- WORK INSTRUCTIONS
Lines containing the word "szerinti" are the ones to copy from the records below.

Data tied to figure images
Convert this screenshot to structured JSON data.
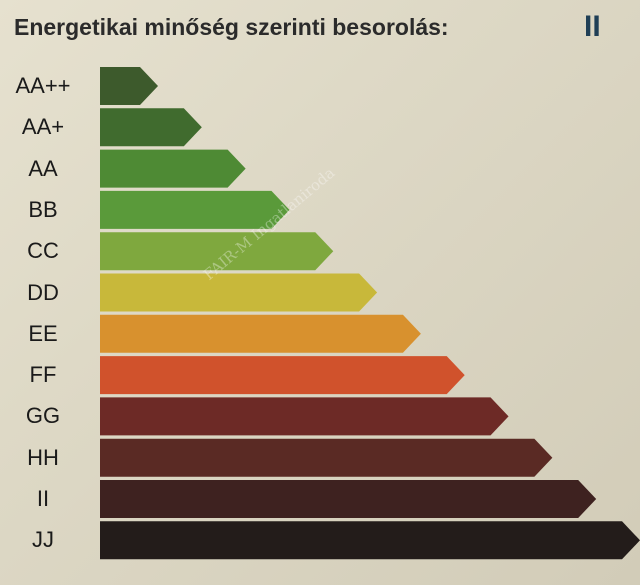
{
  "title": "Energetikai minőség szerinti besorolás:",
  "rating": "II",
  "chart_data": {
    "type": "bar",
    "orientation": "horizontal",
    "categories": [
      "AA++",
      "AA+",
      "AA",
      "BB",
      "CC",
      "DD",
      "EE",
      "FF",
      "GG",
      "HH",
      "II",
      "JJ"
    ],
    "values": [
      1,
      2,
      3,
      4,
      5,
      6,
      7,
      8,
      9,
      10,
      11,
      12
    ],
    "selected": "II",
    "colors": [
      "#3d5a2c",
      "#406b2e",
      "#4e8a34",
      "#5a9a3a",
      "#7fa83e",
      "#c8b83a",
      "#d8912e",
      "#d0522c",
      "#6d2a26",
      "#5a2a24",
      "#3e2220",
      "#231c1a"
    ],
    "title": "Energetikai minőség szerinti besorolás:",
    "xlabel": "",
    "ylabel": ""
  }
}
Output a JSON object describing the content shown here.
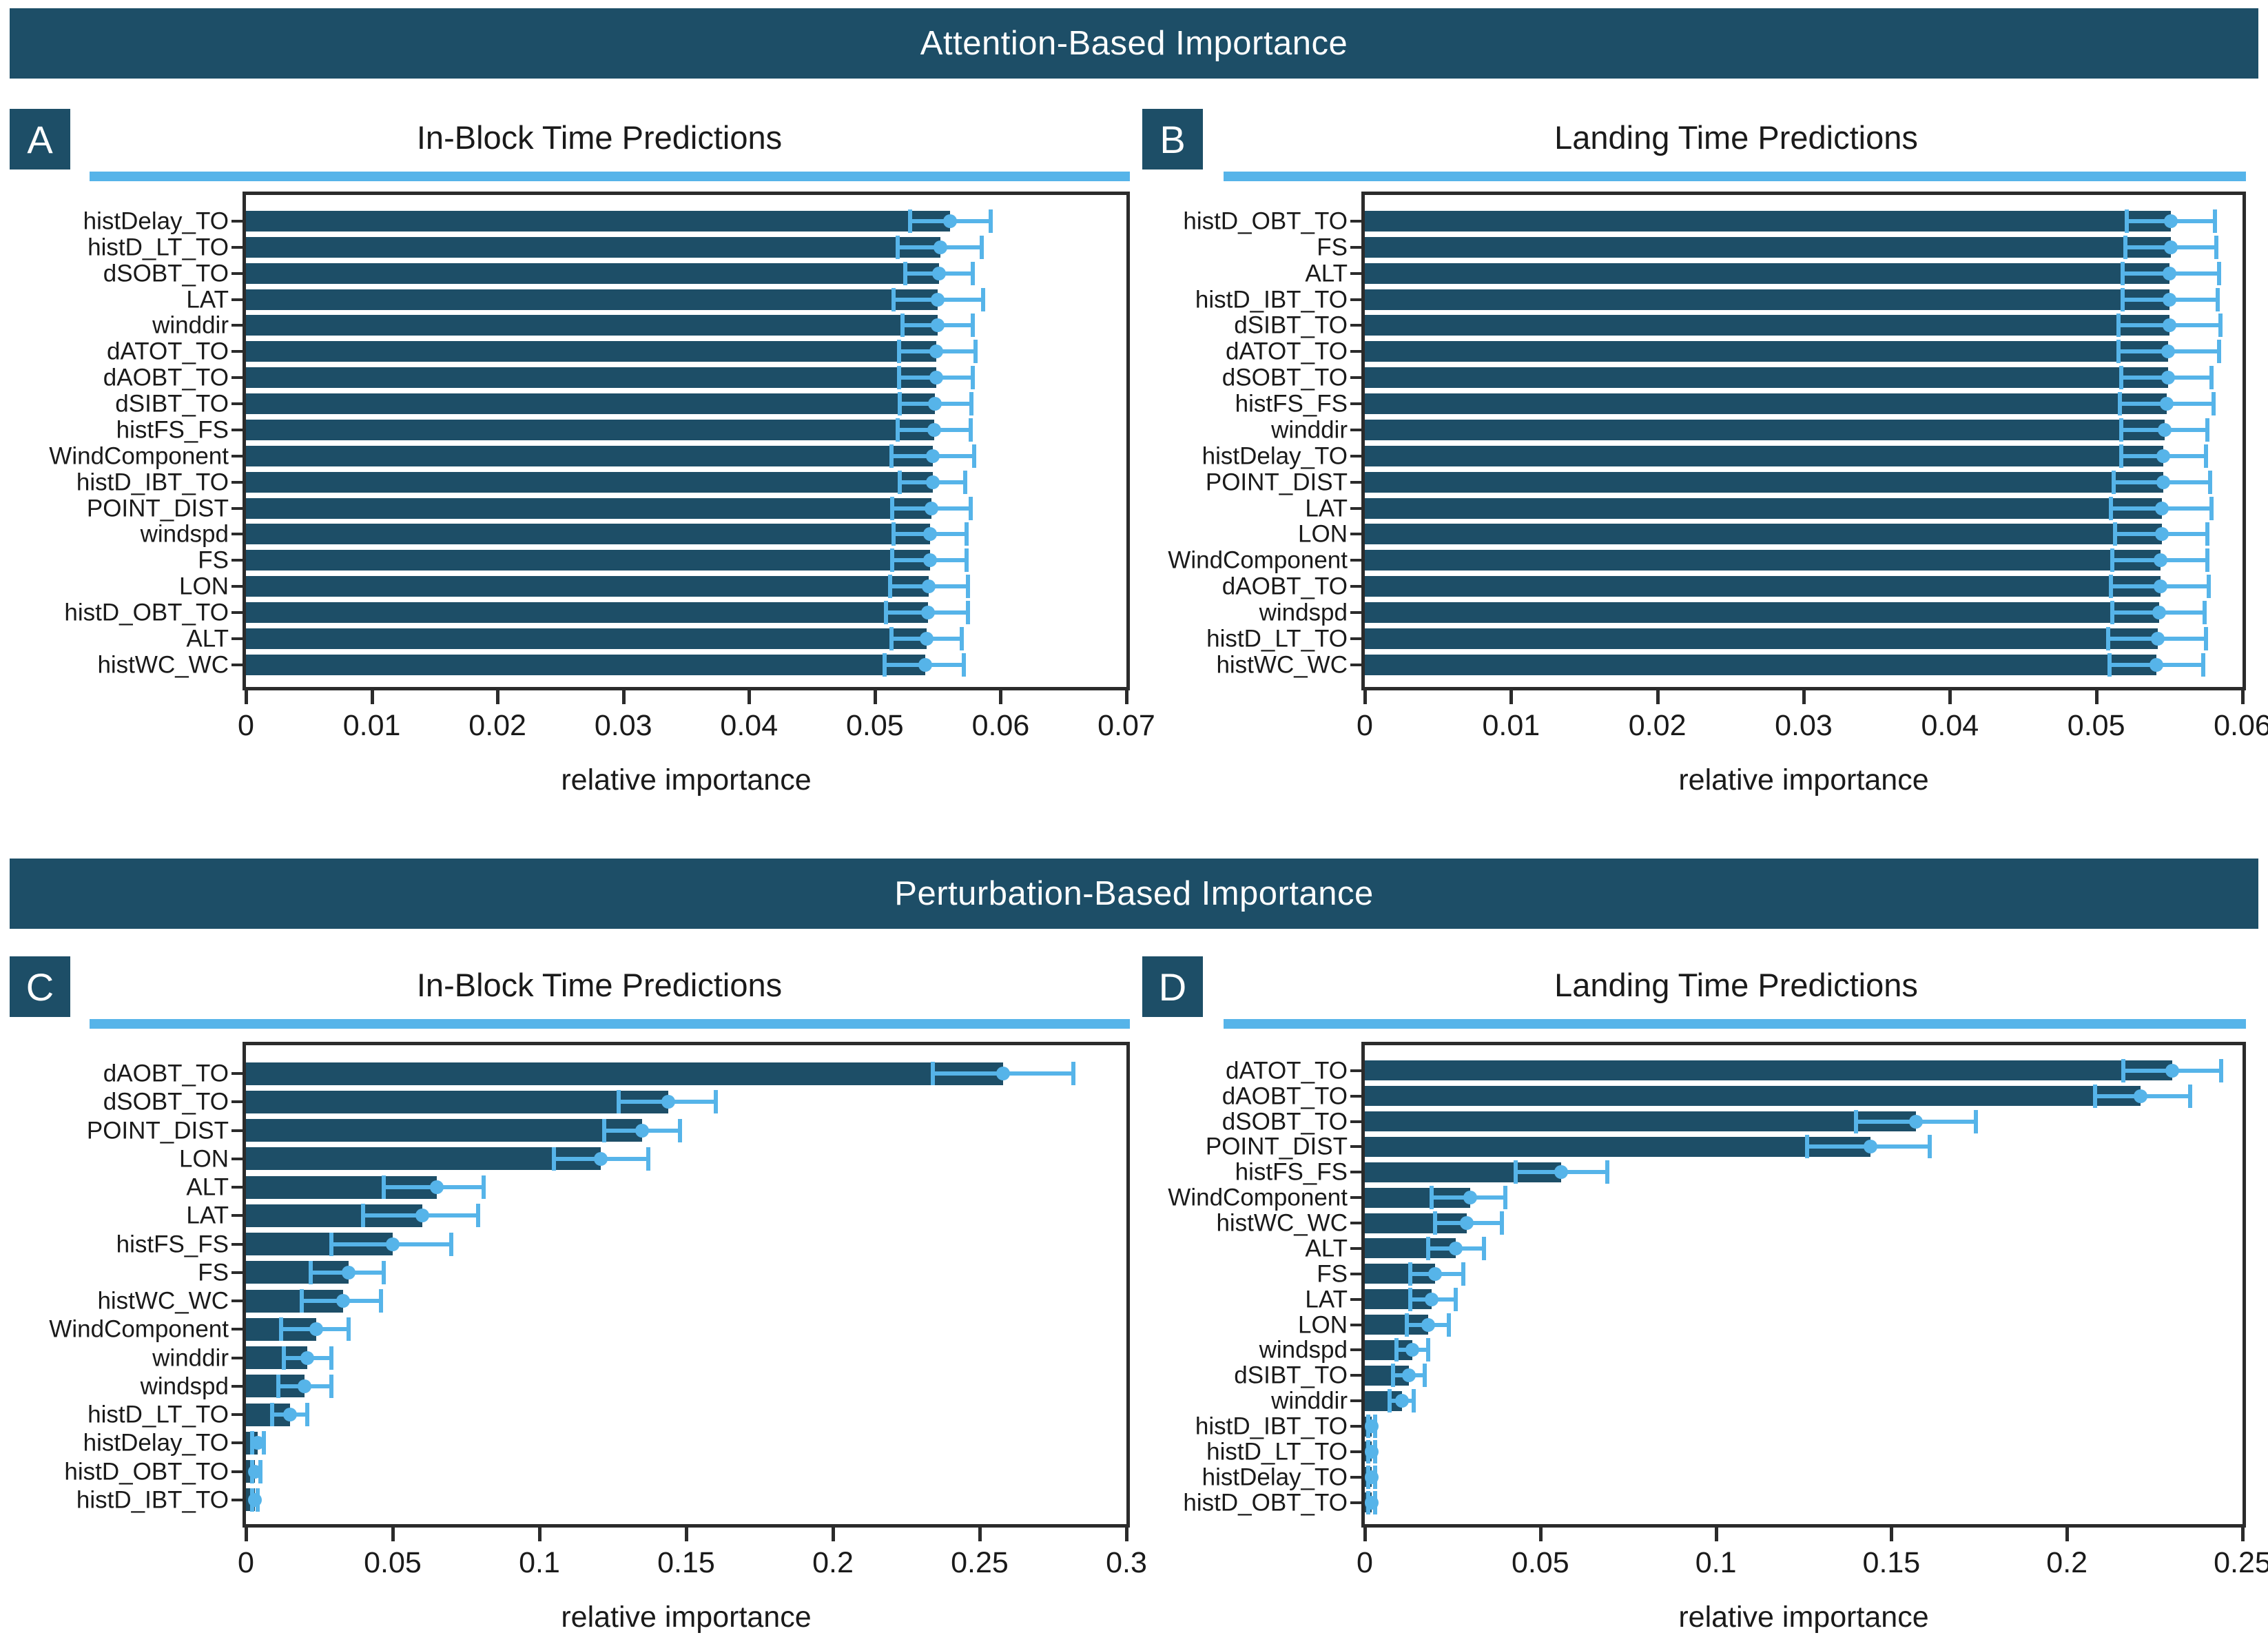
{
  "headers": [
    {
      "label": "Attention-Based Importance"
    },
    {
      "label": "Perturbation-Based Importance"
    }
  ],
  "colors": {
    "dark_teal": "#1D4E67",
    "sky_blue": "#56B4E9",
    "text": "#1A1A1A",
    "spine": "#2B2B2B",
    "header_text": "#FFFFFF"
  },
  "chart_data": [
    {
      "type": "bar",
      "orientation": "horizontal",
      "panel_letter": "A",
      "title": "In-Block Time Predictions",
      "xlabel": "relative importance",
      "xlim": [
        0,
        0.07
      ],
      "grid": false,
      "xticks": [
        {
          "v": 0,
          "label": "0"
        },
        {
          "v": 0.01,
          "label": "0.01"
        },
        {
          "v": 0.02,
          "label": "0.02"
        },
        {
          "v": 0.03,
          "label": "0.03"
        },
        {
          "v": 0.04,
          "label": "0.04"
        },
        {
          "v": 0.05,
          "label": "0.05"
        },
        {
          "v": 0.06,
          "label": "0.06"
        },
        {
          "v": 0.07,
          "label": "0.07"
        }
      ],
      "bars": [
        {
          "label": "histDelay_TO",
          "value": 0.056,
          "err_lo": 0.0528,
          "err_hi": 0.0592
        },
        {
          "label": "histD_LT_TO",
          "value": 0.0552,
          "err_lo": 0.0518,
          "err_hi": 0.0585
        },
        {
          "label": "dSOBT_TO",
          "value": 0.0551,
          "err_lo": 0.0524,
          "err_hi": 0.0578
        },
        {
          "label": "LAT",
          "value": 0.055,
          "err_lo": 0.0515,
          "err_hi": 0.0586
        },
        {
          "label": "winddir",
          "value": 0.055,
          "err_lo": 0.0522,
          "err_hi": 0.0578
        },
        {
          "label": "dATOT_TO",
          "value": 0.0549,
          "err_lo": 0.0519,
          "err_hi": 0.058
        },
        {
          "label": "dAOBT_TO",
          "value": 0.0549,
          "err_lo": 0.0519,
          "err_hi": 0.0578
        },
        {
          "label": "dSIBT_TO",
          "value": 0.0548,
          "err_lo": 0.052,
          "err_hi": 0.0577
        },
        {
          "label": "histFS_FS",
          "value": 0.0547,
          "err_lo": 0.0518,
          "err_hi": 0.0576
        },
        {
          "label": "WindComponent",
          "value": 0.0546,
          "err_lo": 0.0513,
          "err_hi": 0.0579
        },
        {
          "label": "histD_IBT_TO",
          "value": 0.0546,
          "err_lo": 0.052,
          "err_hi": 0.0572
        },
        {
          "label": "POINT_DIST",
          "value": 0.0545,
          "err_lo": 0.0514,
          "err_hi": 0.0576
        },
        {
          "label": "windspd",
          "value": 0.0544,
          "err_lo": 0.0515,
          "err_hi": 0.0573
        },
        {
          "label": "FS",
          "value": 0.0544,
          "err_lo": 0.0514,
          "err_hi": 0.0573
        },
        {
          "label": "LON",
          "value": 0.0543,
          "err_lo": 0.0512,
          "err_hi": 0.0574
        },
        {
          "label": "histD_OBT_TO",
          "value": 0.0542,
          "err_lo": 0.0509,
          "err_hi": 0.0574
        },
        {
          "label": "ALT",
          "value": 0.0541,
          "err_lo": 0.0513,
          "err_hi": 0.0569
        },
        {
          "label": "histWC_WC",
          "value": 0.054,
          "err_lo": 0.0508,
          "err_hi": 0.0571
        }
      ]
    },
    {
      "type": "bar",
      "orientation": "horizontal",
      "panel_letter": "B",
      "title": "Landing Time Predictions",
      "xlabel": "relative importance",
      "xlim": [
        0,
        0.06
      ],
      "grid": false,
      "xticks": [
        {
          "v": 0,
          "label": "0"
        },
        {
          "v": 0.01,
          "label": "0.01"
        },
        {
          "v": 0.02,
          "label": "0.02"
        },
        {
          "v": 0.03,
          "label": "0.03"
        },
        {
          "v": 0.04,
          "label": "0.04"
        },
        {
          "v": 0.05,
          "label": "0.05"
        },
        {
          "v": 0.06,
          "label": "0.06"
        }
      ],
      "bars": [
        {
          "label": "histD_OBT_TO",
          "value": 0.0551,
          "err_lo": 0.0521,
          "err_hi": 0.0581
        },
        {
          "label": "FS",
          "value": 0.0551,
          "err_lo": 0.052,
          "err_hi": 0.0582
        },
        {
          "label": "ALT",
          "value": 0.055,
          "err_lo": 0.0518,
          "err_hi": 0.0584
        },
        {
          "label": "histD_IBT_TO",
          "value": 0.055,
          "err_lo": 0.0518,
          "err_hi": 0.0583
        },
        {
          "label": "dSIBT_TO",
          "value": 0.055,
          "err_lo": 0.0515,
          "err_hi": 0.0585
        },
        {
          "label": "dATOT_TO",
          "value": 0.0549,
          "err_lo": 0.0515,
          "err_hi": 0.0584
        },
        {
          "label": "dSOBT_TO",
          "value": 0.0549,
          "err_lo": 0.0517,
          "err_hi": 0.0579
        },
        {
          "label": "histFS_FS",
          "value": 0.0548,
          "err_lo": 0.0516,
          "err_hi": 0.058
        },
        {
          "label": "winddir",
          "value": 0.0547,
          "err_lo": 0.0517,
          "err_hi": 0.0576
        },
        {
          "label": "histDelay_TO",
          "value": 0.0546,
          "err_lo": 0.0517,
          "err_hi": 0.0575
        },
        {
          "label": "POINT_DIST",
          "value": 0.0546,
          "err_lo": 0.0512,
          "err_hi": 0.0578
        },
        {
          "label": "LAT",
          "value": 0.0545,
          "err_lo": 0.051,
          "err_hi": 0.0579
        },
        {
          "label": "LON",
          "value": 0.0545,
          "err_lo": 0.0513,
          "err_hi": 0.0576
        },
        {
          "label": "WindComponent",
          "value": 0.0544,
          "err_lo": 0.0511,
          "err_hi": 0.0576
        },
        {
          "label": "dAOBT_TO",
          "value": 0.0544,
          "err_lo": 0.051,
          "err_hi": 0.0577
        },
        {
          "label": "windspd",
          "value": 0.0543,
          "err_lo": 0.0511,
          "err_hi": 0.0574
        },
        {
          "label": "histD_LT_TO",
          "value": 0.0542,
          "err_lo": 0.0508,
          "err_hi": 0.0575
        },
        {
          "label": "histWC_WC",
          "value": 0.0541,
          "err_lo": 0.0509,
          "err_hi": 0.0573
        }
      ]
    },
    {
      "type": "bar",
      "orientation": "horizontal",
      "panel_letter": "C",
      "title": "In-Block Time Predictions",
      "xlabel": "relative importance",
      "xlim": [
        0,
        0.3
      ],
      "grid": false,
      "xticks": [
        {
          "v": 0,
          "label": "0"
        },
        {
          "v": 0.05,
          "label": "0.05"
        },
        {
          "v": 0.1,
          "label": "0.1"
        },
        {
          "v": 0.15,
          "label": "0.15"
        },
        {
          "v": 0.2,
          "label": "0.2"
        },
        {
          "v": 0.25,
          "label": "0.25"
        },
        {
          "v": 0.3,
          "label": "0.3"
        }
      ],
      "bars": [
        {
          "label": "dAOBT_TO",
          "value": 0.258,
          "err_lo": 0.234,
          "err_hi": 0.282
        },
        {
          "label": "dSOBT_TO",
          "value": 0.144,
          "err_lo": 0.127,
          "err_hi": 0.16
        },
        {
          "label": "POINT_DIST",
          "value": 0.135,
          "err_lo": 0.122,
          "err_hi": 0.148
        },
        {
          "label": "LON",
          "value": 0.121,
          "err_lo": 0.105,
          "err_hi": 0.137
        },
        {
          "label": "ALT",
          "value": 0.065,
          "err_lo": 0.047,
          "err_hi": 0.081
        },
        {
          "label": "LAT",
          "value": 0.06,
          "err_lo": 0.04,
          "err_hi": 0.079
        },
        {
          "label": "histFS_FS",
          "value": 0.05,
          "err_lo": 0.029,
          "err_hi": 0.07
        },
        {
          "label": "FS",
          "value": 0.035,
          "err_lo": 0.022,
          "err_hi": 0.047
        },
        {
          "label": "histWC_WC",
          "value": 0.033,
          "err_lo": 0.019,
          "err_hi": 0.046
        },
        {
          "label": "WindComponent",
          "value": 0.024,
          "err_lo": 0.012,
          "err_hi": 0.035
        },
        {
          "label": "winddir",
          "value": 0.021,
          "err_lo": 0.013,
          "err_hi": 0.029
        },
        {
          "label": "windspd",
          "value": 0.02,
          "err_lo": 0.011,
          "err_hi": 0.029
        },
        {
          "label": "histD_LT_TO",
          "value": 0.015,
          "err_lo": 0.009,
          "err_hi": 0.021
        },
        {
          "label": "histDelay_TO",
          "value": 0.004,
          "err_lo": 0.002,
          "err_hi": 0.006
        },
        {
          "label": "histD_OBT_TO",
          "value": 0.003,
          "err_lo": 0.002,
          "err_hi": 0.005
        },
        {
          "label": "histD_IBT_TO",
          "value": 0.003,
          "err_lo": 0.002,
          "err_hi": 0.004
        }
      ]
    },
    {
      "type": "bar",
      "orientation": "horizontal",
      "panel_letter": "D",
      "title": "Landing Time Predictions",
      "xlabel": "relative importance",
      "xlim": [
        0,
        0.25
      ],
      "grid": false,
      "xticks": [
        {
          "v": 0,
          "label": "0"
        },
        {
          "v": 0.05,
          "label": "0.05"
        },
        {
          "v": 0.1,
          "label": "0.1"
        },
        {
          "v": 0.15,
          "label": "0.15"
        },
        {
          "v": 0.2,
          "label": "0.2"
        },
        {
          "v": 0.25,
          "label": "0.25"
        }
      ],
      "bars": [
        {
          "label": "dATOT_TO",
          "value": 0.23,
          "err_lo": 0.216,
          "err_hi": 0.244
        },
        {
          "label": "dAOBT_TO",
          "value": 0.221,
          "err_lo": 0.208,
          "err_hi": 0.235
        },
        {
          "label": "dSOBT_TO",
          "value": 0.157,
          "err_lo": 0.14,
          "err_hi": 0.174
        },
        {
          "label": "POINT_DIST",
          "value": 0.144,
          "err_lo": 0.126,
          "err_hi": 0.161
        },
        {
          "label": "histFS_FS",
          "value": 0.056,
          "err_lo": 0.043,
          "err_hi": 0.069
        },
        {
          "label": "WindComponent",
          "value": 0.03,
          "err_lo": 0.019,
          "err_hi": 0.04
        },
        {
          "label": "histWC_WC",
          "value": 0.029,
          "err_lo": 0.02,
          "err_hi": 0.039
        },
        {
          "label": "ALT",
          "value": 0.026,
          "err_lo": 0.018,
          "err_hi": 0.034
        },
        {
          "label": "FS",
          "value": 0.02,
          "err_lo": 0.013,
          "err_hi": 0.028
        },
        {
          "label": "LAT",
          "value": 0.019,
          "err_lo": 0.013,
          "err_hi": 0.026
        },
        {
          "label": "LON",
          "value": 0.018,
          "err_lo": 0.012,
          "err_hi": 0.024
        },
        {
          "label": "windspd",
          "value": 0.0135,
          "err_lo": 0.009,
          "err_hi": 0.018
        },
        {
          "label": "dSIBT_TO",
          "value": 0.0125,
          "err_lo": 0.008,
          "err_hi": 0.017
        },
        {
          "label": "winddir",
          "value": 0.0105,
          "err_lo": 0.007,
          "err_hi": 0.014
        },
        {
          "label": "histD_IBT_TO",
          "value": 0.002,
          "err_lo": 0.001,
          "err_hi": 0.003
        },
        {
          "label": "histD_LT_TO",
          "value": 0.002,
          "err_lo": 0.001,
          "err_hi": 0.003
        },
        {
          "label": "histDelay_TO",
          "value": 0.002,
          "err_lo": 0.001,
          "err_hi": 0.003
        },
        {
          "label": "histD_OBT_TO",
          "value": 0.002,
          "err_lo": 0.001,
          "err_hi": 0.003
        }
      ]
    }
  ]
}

- TASK RESPONSE
  "title": "Energetikai minőség szerinti besorolás:",
    "title": "Energetikai minőség szerinti besorolás:",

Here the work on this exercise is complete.